→ Record set
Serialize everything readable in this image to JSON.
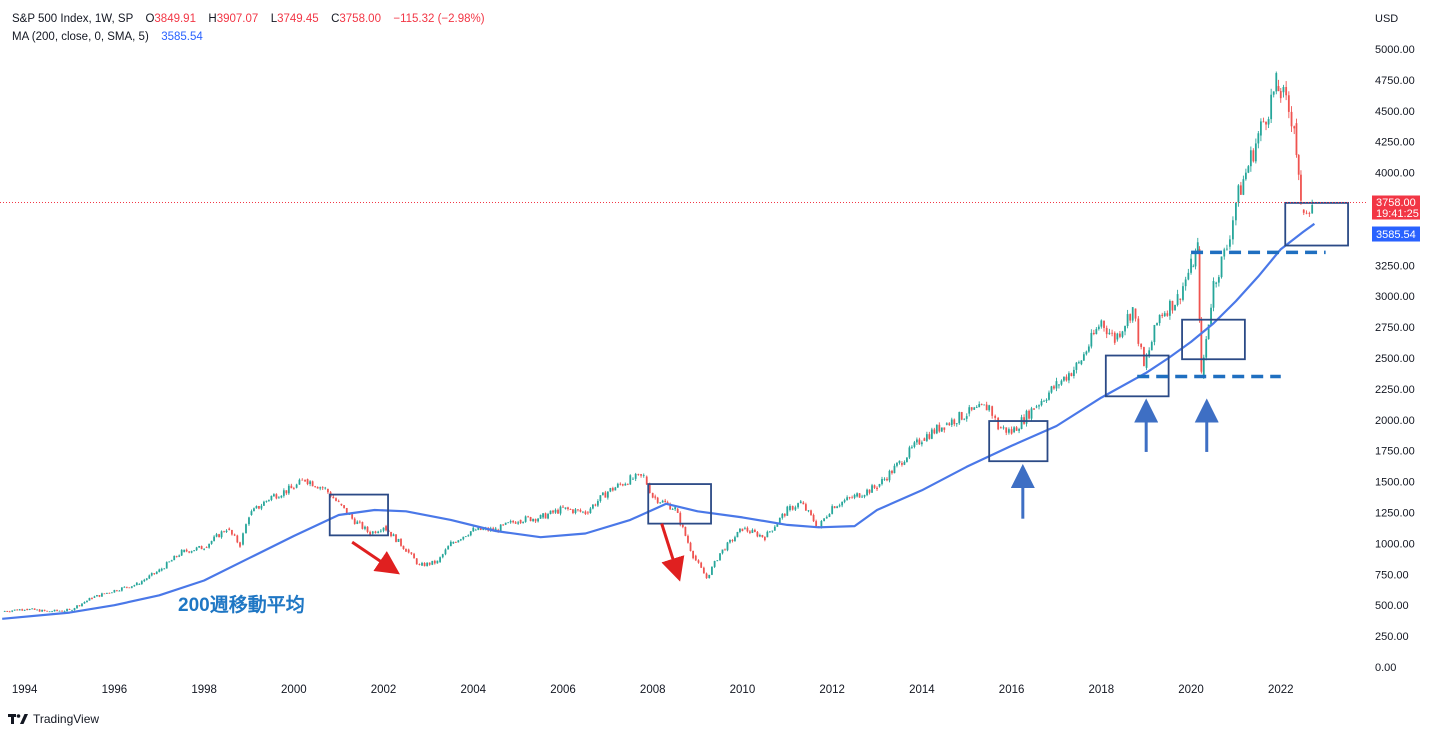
{
  "legend": {
    "symbol": "S&P 500 Index, 1W, SP",
    "o_label": "O",
    "o_value": "3849.91",
    "h_label": "H",
    "h_value": "3907.07",
    "l_label": "L",
    "l_value": "3749.45",
    "c_label": "C",
    "c_value": "3758.00",
    "change": "−115.32 (−2.98%)",
    "ma_label": "MA (200, close, 0, SMA, 5)",
    "ma_value": "3585.54"
  },
  "price_axis": {
    "currency": "USD",
    "last_price_label": "3758.00",
    "countdown_label": "19:41:25",
    "ma_label": "3585.54"
  },
  "annotation_text": "200週移動平均",
  "brand": "TradingView",
  "colors": {
    "price_up": "#26a69a",
    "price_down": "#ef5350",
    "ma_line": "#4a78e8",
    "annotation": "#1f77c4",
    "box": "#2b4a86",
    "red_arrow": "#e02020",
    "blue_arrow": "#3e6fc4",
    "last_price": "#f23645",
    "ma_badge": "#2962ff"
  },
  "chart_data": {
    "type": "line",
    "title": "S&P 500 Index, 1W, SP",
    "xlabel": "",
    "ylabel": "",
    "x_ticks": [
      "1994",
      "1996",
      "1998",
      "2000",
      "2002",
      "2004",
      "2006",
      "2008",
      "2010",
      "2012",
      "2014",
      "2016",
      "2018",
      "2020",
      "2022"
    ],
    "y_ticks": [
      "0.00",
      "250.00",
      "500.00",
      "750.00",
      "1000.00",
      "1250.00",
      "1500.00",
      "1750.00",
      "2000.00",
      "2250.00",
      "2500.00",
      "2750.00",
      "3000.00",
      "3250.00",
      "3500.00",
      "3750.00",
      "4000.00",
      "4250.00",
      "4500.00",
      "4750.00",
      "5000.00"
    ],
    "xlim": [
      1993.45,
      2023.9
    ],
    "ylim": [
      0,
      5000
    ],
    "grid": false,
    "last_close": 3758.0,
    "series": [
      {
        "name": "S&P 500 Index",
        "x": [
          1993.5,
          1994.0,
          1994.5,
          1995.0,
          1995.5,
          1996.0,
          1996.5,
          1997.0,
          1997.5,
          1998.0,
          1998.5,
          1998.8,
          1999.0,
          1999.5,
          2000.0,
          2000.25,
          2000.7,
          2001.0,
          2001.3,
          2001.7,
          2002.0,
          2002.5,
          2002.8,
          2003.2,
          2003.5,
          2004.0,
          2004.5,
          2005.0,
          2005.5,
          2006.0,
          2006.5,
          2007.0,
          2007.5,
          2007.8,
          2008.0,
          2008.5,
          2008.9,
          2009.2,
          2009.5,
          2010.0,
          2010.5,
          2011.0,
          2011.3,
          2011.7,
          2012.0,
          2012.5,
          2013.0,
          2013.5,
          2014.0,
          2014.5,
          2015.0,
          2015.5,
          2015.7,
          2016.0,
          2016.5,
          2017.0,
          2017.5,
          2018.0,
          2018.3,
          2018.7,
          2018.95,
          2019.3,
          2019.7,
          2020.0,
          2020.15,
          2020.23,
          2020.5,
          2020.8,
          2021.0,
          2021.5,
          2021.9,
          2022.0,
          2022.3,
          2022.45,
          2022.7
        ],
        "y": [
          450,
          470,
          450,
          460,
          560,
          620,
          670,
          780,
          930,
          970,
          1120,
          990,
          1230,
          1380,
          1450,
          1520,
          1440,
          1320,
          1200,
          1080,
          1140,
          950,
          820,
          850,
          1000,
          1110,
          1110,
          1190,
          1210,
          1280,
          1250,
          1420,
          1520,
          1540,
          1380,
          1280,
          900,
          720,
          920,
          1120,
          1050,
          1270,
          1330,
          1130,
          1300,
          1380,
          1460,
          1650,
          1850,
          1960,
          2050,
          2110,
          1940,
          1900,
          2100,
          2280,
          2450,
          2800,
          2650,
          2900,
          2420,
          2850,
          2980,
          3240,
          3380,
          2350,
          3100,
          3400,
          3760,
          4300,
          4700,
          4650,
          4400,
          3700,
          3758
        ]
      },
      {
        "name": "MA (200, close, 0, SMA, 5)",
        "x": [
          1993.5,
          1995.0,
          1996.0,
          1997.0,
          1998.0,
          1999.0,
          2000.0,
          2001.0,
          2001.8,
          2002.5,
          2003.5,
          2004.5,
          2005.5,
          2006.5,
          2007.5,
          2008.3,
          2009.0,
          2010.0,
          2011.0,
          2011.7,
          2012.5,
          2013.0,
          2014.0,
          2015.0,
          2016.0,
          2017.0,
          2018.0,
          2019.0,
          2019.5,
          2020.0,
          2020.5,
          2021.0,
          2021.5,
          2022.0,
          2022.5,
          2022.75
        ],
        "y": [
          390,
          440,
          500,
          580,
          700,
          880,
          1060,
          1230,
          1270,
          1260,
          1190,
          1100,
          1050,
          1080,
          1190,
          1320,
          1260,
          1210,
          1150,
          1130,
          1140,
          1270,
          1430,
          1620,
          1790,
          1950,
          2180,
          2380,
          2500,
          2630,
          2780,
          2960,
          3160,
          3380,
          3520,
          3585.54
        ]
      }
    ],
    "annotations": [
      {
        "type": "text",
        "text": "200週移動平均"
      },
      {
        "type": "box",
        "x": [
          2000.8,
          2002.1
        ],
        "y": [
          1065,
          1395
        ]
      },
      {
        "type": "box",
        "x": [
          2007.9,
          2009.3
        ],
        "y": [
          1160,
          1480
        ]
      },
      {
        "type": "box",
        "x": [
          2015.5,
          2016.8
        ],
        "y": [
          1665,
          1990
        ]
      },
      {
        "type": "box",
        "x": [
          2018.1,
          2019.5
        ],
        "y": [
          2190,
          2520
        ]
      },
      {
        "type": "box",
        "x": [
          2019.8,
          2021.2
        ],
        "y": [
          2490,
          2810
        ]
      },
      {
        "type": "box",
        "x": [
          2022.1,
          2023.5
        ],
        "y": [
          3410,
          3755
        ]
      },
      {
        "type": "dashed_level",
        "x": [
          2020.0,
          2023.0
        ],
        "y": 3355
      },
      {
        "type": "dashed_level",
        "x": [
          2018.8,
          2022.0
        ],
        "y": 2350
      },
      {
        "type": "arrow_down",
        "color": "red",
        "from": [
          2001.3,
          1010
        ],
        "to": [
          2002.2,
          790
        ]
      },
      {
        "type": "arrow_down",
        "color": "red",
        "from": [
          2008.2,
          1160
        ],
        "to": [
          2008.55,
          760
        ]
      },
      {
        "type": "arrow_up",
        "color": "blue",
        "x": 2016.25,
        "y_from": 1200,
        "y_to": 1570
      },
      {
        "type": "arrow_up",
        "color": "blue",
        "x": 2019.0,
        "y_from": 1740,
        "y_to": 2100
      },
      {
        "type": "arrow_up",
        "color": "blue",
        "x": 2020.35,
        "y_from": 1740,
        "y_to": 2100
      }
    ]
  }
}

→ What is needed
Nothing but the pictures may be dropped; output the records above exactly.

→ Result of this task
Serialize everything readable in this image to JSON.
{
  "legend": {
    "symbol": "S&P 500 Index, 1W, SP",
    "o_label": "O",
    "o_value": "3849.91",
    "h_label": "H",
    "h_value": "3907.07",
    "l_label": "L",
    "l_value": "3749.45",
    "c_label": "C",
    "c_value": "3758.00",
    "change": "−115.32 (−2.98%)",
    "ma_label": "MA (200, close, 0, SMA, 5)",
    "ma_value": "3585.54"
  },
  "price_axis": {
    "currency": "USD",
    "last_price_label": "3758.00",
    "countdown_label": "19:41:25",
    "ma_label": "3585.54"
  },
  "annotation_text": "200週移動平均",
  "brand": "TradingView",
  "colors": {
    "price_up": "#26a69a",
    "price_down": "#ef5350",
    "ma_line": "#4a78e8",
    "annotation": "#1f77c4",
    "box": "#2b4a86",
    "red_arrow": "#e02020",
    "blue_arrow": "#3e6fc4",
    "last_price": "#f23645",
    "ma_badge": "#2962ff"
  },
  "chart_data": {
    "type": "line",
    "title": "S&P 500 Index, 1W, SP",
    "xlabel": "",
    "ylabel": "",
    "x_ticks": [
      "1994",
      "1996",
      "1998",
      "2000",
      "2002",
      "2004",
      "2006",
      "2008",
      "2010",
      "2012",
      "2014",
      "2016",
      "2018",
      "2020",
      "2022"
    ],
    "y_ticks": [
      "0.00",
      "250.00",
      "500.00",
      "750.00",
      "1000.00",
      "1250.00",
      "1500.00",
      "1750.00",
      "2000.00",
      "2250.00",
      "2500.00",
      "2750.00",
      "3000.00",
      "3250.00",
      "3500.00",
      "3750.00",
      "4000.00",
      "4250.00",
      "4500.00",
      "4750.00",
      "5000.00"
    ],
    "xlim": [
      1993.45,
      2023.9
    ],
    "ylim": [
      0,
      5000
    ],
    "grid": false,
    "last_close": 3758.0,
    "series": [
      {
        "name": "S&P 500 Index",
        "x": [
          1993.5,
          1994.0,
          1994.5,
          1995.0,
          1995.5,
          1996.0,
          1996.5,
          1997.0,
          1997.5,
          1998.0,
          1998.5,
          1998.8,
          1999.0,
          1999.5,
          2000.0,
          2000.25,
          2000.7,
          2001.0,
          2001.3,
          2001.7,
          2002.0,
          2002.5,
          2002.8,
          2003.2,
          2003.5,
          2004.0,
          2004.5,
          2005.0,
          2005.5,
          2006.0,
          2006.5,
          2007.0,
          2007.5,
          2007.8,
          2008.0,
          2008.5,
          2008.9,
          2009.2,
          2009.5,
          2010.0,
          2010.5,
          2011.0,
          2011.3,
          2011.7,
          2012.0,
          2012.5,
          2013.0,
          2013.5,
          2014.0,
          2014.5,
          2015.0,
          2015.5,
          2015.7,
          2016.0,
          2016.5,
          2017.0,
          2017.5,
          2018.0,
          2018.3,
          2018.7,
          2018.95,
          2019.3,
          2019.7,
          2020.0,
          2020.15,
          2020.23,
          2020.5,
          2020.8,
          2021.0,
          2021.5,
          2021.9,
          2022.0,
          2022.3,
          2022.45,
          2022.7
        ],
        "y": [
          450,
          470,
          450,
          460,
          560,
          620,
          670,
          780,
          930,
          970,
          1120,
          990,
          1230,
          1380,
          1450,
          1520,
          1440,
          1320,
          1200,
          1080,
          1140,
          950,
          820,
          850,
          1000,
          1110,
          1110,
          1190,
          1210,
          1280,
          1250,
          1420,
          1520,
          1540,
          1380,
          1280,
          900,
          720,
          920,
          1120,
          1050,
          1270,
          1330,
          1130,
          1300,
          1380,
          1460,
          1650,
          1850,
          1960,
          2050,
          2110,
          1940,
          1900,
          2100,
          2280,
          2450,
          2800,
          2650,
          2900,
          2420,
          2850,
          2980,
          3240,
          3380,
          2350,
          3100,
          3400,
          3760,
          4300,
          4700,
          4650,
          4400,
          3700,
          3758
        ]
      },
      {
        "name": "MA (200, close, 0, SMA, 5)",
        "x": [
          1993.5,
          1995.0,
          1996.0,
          1997.0,
          1998.0,
          1999.0,
          2000.0,
          2001.0,
          2001.8,
          2002.5,
          2003.5,
          2004.5,
          2005.5,
          2006.5,
          2007.5,
          2008.3,
          2009.0,
          2010.0,
          2011.0,
          2011.7,
          2012.5,
          2013.0,
          2014.0,
          2015.0,
          2016.0,
          2017.0,
          2018.0,
          2019.0,
          2019.5,
          2020.0,
          2020.5,
          2021.0,
          2021.5,
          2022.0,
          2022.5,
          2022.75
        ],
        "y": [
          390,
          440,
          500,
          580,
          700,
          880,
          1060,
          1230,
          1270,
          1260,
          1190,
          1100,
          1050,
          1080,
          1190,
          1320,
          1260,
          1210,
          1150,
          1130,
          1140,
          1270,
          1430,
          1620,
          1790,
          1950,
          2180,
          2380,
          2500,
          2630,
          2780,
          2960,
          3160,
          3380,
          3520,
          3585.54
        ]
      }
    ],
    "annotations": [
      {
        "type": "text",
        "text": "200週移動平均"
      },
      {
        "type": "box",
        "x": [
          2000.8,
          2002.1
        ],
        "y": [
          1065,
          1395
        ]
      },
      {
        "type": "box",
        "x": [
          2007.9,
          2009.3
        ],
        "y": [
          1160,
          1480
        ]
      },
      {
        "type": "box",
        "x": [
          2015.5,
          2016.8
        ],
        "y": [
          1665,
          1990
        ]
      },
      {
        "type": "box",
        "x": [
          2018.1,
          2019.5
        ],
        "y": [
          2190,
          2520
        ]
      },
      {
        "type": "box",
        "x": [
          2019.8,
          2021.2
        ],
        "y": [
          2490,
          2810
        ]
      },
      {
        "type": "box",
        "x": [
          2022.1,
          2023.5
        ],
        "y": [
          3410,
          3755
        ]
      },
      {
        "type": "dashed_level",
        "x": [
          2020.0,
          2023.0
        ],
        "y": 3355
      },
      {
        "type": "dashed_level",
        "x": [
          2018.8,
          2022.0
        ],
        "y": 2350
      },
      {
        "type": "arrow_down",
        "color": "red",
        "from": [
          2001.3,
          1010
        ],
        "to": [
          2002.2,
          790
        ]
      },
      {
        "type": "arrow_down",
        "color": "red",
        "from": [
          2008.2,
          1160
        ],
        "to": [
          2008.55,
          760
        ]
      },
      {
        "type": "arrow_up",
        "color": "blue",
        "x": 2016.25,
        "y_from": 1200,
        "y_to": 1570
      },
      {
        "type": "arrow_up",
        "color": "blue",
        "x": 2019.0,
        "y_from": 1740,
        "y_to": 2100
      },
      {
        "type": "arrow_up",
        "color": "blue",
        "x": 2020.35,
        "y_from": 1740,
        "y_to": 2100
      }
    ]
  }
}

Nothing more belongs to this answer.